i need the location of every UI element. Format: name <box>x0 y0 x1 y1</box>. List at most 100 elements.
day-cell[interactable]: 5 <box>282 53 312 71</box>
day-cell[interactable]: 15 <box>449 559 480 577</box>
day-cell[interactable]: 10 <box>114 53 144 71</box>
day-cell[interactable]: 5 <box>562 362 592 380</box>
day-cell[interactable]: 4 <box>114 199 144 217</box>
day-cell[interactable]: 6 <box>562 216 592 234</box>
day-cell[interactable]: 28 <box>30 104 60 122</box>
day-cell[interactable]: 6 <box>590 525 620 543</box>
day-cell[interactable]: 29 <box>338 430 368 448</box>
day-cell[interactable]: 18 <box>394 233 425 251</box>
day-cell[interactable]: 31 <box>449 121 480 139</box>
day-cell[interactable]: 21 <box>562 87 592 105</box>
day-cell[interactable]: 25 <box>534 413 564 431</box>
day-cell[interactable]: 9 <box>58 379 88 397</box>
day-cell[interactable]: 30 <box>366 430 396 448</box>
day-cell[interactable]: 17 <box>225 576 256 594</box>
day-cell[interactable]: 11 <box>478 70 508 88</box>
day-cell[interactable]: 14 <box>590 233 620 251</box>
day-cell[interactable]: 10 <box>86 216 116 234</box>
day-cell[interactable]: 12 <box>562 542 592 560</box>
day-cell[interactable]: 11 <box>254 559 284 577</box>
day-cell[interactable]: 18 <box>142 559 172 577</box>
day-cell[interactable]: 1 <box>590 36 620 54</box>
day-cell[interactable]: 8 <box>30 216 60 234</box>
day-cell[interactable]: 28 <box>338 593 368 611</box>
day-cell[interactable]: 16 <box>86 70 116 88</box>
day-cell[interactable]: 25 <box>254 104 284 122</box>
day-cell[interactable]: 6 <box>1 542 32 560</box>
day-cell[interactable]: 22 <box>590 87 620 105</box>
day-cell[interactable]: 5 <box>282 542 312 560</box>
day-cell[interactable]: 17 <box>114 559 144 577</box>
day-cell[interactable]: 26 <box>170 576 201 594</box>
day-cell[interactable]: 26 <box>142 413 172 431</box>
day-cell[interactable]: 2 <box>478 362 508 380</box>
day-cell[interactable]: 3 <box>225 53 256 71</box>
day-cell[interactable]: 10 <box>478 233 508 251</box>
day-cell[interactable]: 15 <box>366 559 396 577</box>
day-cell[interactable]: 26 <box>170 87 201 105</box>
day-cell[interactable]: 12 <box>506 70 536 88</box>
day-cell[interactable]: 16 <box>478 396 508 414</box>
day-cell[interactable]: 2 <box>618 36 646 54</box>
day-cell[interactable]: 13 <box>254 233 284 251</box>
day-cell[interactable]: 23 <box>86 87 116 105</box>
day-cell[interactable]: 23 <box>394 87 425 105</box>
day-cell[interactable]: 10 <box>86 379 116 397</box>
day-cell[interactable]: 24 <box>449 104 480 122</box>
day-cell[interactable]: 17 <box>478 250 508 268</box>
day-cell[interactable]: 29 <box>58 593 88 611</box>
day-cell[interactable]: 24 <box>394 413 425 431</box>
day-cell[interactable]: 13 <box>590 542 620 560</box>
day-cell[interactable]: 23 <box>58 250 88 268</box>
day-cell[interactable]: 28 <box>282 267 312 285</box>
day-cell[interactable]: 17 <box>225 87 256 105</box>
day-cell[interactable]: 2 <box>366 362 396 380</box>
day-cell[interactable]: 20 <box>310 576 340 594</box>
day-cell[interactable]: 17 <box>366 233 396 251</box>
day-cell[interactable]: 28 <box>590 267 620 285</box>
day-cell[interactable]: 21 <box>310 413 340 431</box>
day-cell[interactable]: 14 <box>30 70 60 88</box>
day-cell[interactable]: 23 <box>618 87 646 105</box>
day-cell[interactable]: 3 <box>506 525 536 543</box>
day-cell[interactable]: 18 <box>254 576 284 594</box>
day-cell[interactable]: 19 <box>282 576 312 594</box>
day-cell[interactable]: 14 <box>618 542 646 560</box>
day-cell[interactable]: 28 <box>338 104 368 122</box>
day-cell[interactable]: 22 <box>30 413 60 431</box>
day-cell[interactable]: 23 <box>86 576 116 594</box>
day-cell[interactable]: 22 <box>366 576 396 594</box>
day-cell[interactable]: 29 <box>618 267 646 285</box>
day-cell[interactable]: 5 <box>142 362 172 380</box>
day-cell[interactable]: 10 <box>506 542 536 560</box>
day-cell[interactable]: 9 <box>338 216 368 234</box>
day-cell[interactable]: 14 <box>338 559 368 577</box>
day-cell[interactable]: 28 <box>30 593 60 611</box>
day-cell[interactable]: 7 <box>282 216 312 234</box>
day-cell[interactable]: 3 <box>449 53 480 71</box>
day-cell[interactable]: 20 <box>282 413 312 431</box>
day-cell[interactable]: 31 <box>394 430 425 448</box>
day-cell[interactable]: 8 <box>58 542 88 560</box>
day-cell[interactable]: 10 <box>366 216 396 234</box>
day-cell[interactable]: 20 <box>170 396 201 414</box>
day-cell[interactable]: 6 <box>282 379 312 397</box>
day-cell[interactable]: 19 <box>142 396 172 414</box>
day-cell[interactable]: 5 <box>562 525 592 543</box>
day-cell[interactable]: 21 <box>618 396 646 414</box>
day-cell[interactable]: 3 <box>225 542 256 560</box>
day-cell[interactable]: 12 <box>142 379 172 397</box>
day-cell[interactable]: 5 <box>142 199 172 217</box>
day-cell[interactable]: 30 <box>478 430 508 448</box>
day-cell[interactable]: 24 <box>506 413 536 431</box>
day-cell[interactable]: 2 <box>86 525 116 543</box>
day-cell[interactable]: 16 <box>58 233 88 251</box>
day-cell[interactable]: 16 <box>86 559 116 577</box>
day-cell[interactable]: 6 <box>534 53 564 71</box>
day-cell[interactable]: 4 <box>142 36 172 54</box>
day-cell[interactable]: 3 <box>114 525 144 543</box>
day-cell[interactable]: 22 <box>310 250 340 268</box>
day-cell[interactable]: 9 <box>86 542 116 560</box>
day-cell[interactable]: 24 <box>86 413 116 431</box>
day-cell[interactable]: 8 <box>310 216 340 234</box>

═══

What needs to be done:
Please change "interactable" to "clickable" throughout the items above and give them again, with everything else unchanged.

Full response:
i need the location of every UI element. Format: name <box>x0 y0 x1 y1</box>. List at most 100 elements.
day-cell[clickable]: 5 <box>282 53 312 71</box>
day-cell[clickable]: 15 <box>449 559 480 577</box>
day-cell[clickable]: 10 <box>114 53 144 71</box>
day-cell[clickable]: 5 <box>562 362 592 380</box>
day-cell[clickable]: 4 <box>114 199 144 217</box>
day-cell[clickable]: 6 <box>562 216 592 234</box>
day-cell[clickable]: 28 <box>30 104 60 122</box>
day-cell[clickable]: 6 <box>590 525 620 543</box>
day-cell[clickable]: 29 <box>338 430 368 448</box>
day-cell[clickable]: 18 <box>394 233 425 251</box>
day-cell[clickable]: 31 <box>449 121 480 139</box>
day-cell[clickable]: 21 <box>562 87 592 105</box>
day-cell[clickable]: 25 <box>534 413 564 431</box>
day-cell[clickable]: 9 <box>58 379 88 397</box>
day-cell[clickable]: 30 <box>366 430 396 448</box>
day-cell[clickable]: 17 <box>225 576 256 594</box>
day-cell[clickable]: 11 <box>478 70 508 88</box>
day-cell[clickable]: 14 <box>590 233 620 251</box>
day-cell[clickable]: 10 <box>86 216 116 234</box>
day-cell[clickable]: 12 <box>562 542 592 560</box>
day-cell[clickable]: 11 <box>254 559 284 577</box>
day-cell[clickable]: 18 <box>142 559 172 577</box>
day-cell[clickable]: 1 <box>590 36 620 54</box>
day-cell[clickable]: 8 <box>30 216 60 234</box>
day-cell[clickable]: 28 <box>338 593 368 611</box>
day-cell[clickable]: 16 <box>86 70 116 88</box>
day-cell[clickable]: 25 <box>254 104 284 122</box>
day-cell[clickable]: 6 <box>1 542 32 560</box>
day-cell[clickable]: 22 <box>590 87 620 105</box>
day-cell[clickable]: 5 <box>282 542 312 560</box>
day-cell[clickable]: 17 <box>114 559 144 577</box>
day-cell[clickable]: 26 <box>170 576 201 594</box>
day-cell[clickable]: 26 <box>142 413 172 431</box>
day-cell[clickable]: 2 <box>478 362 508 380</box>
day-cell[clickable]: 3 <box>225 53 256 71</box>
day-cell[clickable]: 10 <box>478 233 508 251</box>
day-cell[clickable]: 15 <box>366 559 396 577</box>
day-cell[clickable]: 26 <box>170 87 201 105</box>
day-cell[clickable]: 12 <box>506 70 536 88</box>
day-cell[clickable]: 16 <box>478 396 508 414</box>
day-cell[clickable]: 2 <box>618 36 646 54</box>
day-cell[clickable]: 13 <box>254 233 284 251</box>
day-cell[clickable]: 23 <box>86 87 116 105</box>
day-cell[clickable]: 23 <box>394 87 425 105</box>
day-cell[clickable]: 10 <box>86 379 116 397</box>
day-cell[clickable]: 24 <box>449 104 480 122</box>
day-cell[clickable]: 17 <box>478 250 508 268</box>
day-cell[clickable]: 29 <box>58 593 88 611</box>
day-cell[clickable]: 24 <box>394 413 425 431</box>
day-cell[clickable]: 13 <box>590 542 620 560</box>
day-cell[clickable]: 23 <box>58 250 88 268</box>
day-cell[clickable]: 28 <box>282 267 312 285</box>
day-cell[clickable]: 17 <box>225 87 256 105</box>
day-cell[clickable]: 2 <box>366 362 396 380</box>
day-cell[clickable]: 20 <box>310 576 340 594</box>
day-cell[clickable]: 17 <box>366 233 396 251</box>
day-cell[clickable]: 28 <box>590 267 620 285</box>
day-cell[clickable]: 21 <box>310 413 340 431</box>
day-cell[clickable]: 14 <box>30 70 60 88</box>
day-cell[clickable]: 23 <box>618 87 646 105</box>
day-cell[clickable]: 3 <box>506 525 536 543</box>
day-cell[clickable]: 18 <box>254 576 284 594</box>
day-cell[clickable]: 19 <box>282 576 312 594</box>
day-cell[clickable]: 14 <box>618 542 646 560</box>
day-cell[clickable]: 28 <box>338 104 368 122</box>
day-cell[clickable]: 22 <box>30 413 60 431</box>
day-cell[clickable]: 23 <box>86 576 116 594</box>
day-cell[clickable]: 22 <box>366 576 396 594</box>
day-cell[clickable]: 29 <box>618 267 646 285</box>
day-cell[clickable]: 5 <box>142 362 172 380</box>
day-cell[clickable]: 10 <box>506 542 536 560</box>
day-cell[clickable]: 9 <box>338 216 368 234</box>
day-cell[clickable]: 14 <box>338 559 368 577</box>
day-cell[clickable]: 28 <box>30 593 60 611</box>
day-cell[clickable]: 7 <box>282 216 312 234</box>
day-cell[clickable]: 3 <box>449 53 480 71</box>
day-cell[clickable]: 20 <box>282 413 312 431</box>
day-cell[clickable]: 31 <box>394 430 425 448</box>
day-cell[clickable]: 8 <box>58 542 88 560</box>
day-cell[clickable]: 10 <box>366 216 396 234</box>
day-cell[clickable]: 20 <box>170 396 201 414</box>
day-cell[clickable]: 6 <box>282 379 312 397</box>
day-cell[clickable]: 19 <box>142 396 172 414</box>
day-cell[clickable]: 5 <box>562 525 592 543</box>
day-cell[clickable]: 21 <box>618 396 646 414</box>
day-cell[clickable]: 3 <box>225 542 256 560</box>
day-cell[clickable]: 12 <box>142 379 172 397</box>
day-cell[clickable]: 5 <box>142 199 172 217</box>
day-cell[clickable]: 30 <box>478 430 508 448</box>
day-cell[clickable]: 24 <box>506 413 536 431</box>
day-cell[clickable]: 2 <box>86 525 116 543</box>
day-cell[clickable]: 16 <box>58 233 88 251</box>
day-cell[clickable]: 16 <box>86 559 116 577</box>
day-cell[clickable]: 6 <box>534 53 564 71</box>
day-cell[clickable]: 4 <box>142 36 172 54</box>
day-cell[clickable]: 3 <box>114 525 144 543</box>
day-cell[clickable]: 22 <box>310 250 340 268</box>
day-cell[clickable]: 9 <box>86 542 116 560</box>
day-cell[clickable]: 24 <box>86 413 116 431</box>
day-cell[clickable]: 8 <box>310 216 340 234</box>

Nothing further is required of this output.